### [Exercise materials]

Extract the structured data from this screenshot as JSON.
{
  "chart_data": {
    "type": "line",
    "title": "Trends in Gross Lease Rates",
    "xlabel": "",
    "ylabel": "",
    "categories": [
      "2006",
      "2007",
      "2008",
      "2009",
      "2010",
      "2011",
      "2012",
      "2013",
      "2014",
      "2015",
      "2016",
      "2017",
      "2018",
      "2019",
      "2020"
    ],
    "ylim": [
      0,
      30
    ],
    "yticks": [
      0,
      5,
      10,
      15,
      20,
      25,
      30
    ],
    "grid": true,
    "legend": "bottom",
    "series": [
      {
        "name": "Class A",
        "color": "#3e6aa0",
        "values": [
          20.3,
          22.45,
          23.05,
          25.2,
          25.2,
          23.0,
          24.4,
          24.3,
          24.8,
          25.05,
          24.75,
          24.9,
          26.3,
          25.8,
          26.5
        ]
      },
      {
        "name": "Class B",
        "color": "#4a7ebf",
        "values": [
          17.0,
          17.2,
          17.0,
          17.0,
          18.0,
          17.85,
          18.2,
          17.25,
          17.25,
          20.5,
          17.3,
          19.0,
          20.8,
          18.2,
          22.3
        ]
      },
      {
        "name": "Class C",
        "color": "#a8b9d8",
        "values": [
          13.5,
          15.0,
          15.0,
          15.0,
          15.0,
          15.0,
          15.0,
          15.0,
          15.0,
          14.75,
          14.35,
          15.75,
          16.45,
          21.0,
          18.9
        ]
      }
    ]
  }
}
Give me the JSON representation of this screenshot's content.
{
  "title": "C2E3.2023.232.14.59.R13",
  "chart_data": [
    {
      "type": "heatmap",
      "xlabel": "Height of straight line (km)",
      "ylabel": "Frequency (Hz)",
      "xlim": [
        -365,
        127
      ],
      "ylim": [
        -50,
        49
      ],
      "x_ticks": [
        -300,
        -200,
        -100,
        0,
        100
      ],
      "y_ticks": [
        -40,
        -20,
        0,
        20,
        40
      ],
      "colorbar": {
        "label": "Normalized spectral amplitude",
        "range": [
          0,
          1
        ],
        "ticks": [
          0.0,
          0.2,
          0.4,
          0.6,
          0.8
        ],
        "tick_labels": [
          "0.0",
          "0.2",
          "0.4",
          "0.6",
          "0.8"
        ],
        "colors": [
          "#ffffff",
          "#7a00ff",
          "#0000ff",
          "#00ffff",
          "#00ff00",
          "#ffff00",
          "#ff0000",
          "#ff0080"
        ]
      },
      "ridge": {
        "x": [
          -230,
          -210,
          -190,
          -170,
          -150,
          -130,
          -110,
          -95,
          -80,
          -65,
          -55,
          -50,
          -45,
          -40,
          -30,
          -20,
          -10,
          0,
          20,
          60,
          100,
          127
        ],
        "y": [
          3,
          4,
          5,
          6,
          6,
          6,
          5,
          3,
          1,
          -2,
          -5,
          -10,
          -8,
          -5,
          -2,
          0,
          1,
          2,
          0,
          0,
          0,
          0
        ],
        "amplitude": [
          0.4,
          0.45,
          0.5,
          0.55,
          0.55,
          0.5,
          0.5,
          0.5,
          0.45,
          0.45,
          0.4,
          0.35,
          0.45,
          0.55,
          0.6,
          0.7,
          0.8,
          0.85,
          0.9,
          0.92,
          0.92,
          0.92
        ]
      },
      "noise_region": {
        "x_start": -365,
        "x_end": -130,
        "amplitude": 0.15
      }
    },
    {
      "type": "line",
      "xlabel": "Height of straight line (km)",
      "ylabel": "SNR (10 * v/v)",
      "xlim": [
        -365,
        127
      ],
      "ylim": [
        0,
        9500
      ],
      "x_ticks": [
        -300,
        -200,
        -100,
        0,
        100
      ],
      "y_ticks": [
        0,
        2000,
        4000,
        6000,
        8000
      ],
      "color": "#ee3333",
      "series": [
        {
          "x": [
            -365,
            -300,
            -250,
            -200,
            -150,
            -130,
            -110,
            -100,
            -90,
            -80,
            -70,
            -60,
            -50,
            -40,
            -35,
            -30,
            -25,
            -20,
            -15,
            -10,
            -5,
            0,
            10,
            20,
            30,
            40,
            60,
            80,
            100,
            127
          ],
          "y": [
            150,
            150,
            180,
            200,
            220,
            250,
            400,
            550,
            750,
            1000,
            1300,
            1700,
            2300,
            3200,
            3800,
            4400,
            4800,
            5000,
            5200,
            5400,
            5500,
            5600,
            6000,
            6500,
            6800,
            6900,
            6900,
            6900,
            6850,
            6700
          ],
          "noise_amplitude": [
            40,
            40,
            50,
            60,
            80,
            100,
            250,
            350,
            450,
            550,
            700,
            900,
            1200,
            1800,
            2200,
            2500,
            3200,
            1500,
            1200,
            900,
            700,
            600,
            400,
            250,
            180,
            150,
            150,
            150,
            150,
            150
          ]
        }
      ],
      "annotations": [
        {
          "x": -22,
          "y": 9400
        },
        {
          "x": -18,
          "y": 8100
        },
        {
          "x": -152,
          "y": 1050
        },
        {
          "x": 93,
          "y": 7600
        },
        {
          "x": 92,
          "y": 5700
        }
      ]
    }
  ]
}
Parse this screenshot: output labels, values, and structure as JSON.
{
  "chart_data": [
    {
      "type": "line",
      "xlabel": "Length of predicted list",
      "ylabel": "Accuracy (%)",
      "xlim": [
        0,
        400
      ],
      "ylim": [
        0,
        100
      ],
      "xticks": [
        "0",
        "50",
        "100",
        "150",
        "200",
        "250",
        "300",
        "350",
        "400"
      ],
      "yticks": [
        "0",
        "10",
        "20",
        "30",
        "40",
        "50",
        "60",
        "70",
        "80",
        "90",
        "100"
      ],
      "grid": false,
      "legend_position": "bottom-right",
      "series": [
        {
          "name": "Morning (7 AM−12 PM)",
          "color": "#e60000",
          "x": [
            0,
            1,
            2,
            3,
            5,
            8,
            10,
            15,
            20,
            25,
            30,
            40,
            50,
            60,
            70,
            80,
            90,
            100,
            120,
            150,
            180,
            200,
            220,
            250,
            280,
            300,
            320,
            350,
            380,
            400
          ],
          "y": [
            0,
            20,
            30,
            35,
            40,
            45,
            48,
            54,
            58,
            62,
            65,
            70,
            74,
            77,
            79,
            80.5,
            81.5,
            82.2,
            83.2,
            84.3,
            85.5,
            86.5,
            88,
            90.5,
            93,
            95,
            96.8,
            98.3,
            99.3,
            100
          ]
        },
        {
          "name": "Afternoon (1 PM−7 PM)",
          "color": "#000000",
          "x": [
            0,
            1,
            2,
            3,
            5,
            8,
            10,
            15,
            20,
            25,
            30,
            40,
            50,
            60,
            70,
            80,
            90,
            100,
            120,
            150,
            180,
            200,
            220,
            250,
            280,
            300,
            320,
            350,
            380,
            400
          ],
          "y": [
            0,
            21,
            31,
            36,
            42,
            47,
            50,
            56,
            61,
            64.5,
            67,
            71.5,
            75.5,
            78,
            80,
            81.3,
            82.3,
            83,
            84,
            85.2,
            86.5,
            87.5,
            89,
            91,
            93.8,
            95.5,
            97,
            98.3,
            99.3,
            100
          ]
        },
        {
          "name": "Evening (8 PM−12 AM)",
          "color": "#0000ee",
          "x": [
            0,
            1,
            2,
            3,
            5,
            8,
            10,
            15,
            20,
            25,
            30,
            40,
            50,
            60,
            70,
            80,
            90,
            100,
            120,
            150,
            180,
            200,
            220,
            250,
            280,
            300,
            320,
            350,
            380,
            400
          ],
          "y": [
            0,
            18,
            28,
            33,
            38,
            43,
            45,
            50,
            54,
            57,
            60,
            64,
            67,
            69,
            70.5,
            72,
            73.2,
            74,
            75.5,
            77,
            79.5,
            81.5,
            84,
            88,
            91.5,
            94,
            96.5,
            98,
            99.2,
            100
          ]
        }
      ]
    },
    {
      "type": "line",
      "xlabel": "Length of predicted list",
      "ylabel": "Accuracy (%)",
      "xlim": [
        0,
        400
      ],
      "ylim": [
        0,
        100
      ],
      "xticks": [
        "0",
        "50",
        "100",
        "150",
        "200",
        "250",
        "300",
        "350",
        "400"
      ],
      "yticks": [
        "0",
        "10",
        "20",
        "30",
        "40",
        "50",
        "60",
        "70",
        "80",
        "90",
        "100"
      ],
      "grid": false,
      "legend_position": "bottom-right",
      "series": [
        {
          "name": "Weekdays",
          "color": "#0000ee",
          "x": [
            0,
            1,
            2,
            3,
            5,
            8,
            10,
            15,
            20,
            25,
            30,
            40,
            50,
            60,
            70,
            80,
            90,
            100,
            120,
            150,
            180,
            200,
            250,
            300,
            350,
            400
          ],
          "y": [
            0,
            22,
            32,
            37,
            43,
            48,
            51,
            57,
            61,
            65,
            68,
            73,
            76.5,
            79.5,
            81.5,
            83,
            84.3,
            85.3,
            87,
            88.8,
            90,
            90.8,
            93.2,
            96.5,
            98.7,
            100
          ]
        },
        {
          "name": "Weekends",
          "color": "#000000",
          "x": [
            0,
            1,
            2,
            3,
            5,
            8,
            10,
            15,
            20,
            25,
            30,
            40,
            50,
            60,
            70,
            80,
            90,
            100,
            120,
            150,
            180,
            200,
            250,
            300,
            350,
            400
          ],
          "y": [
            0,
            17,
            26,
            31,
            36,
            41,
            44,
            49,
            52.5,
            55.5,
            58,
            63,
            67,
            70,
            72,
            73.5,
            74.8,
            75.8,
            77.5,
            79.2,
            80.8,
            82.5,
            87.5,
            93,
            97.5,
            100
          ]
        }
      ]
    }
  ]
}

### [Short exercise]
Your task is to collect every line above that contains the word "title".

### [Task answer]
    "title": "Trends in Gross Lease Rates",
  "title": "C2E3.2023.232.14.59.R13",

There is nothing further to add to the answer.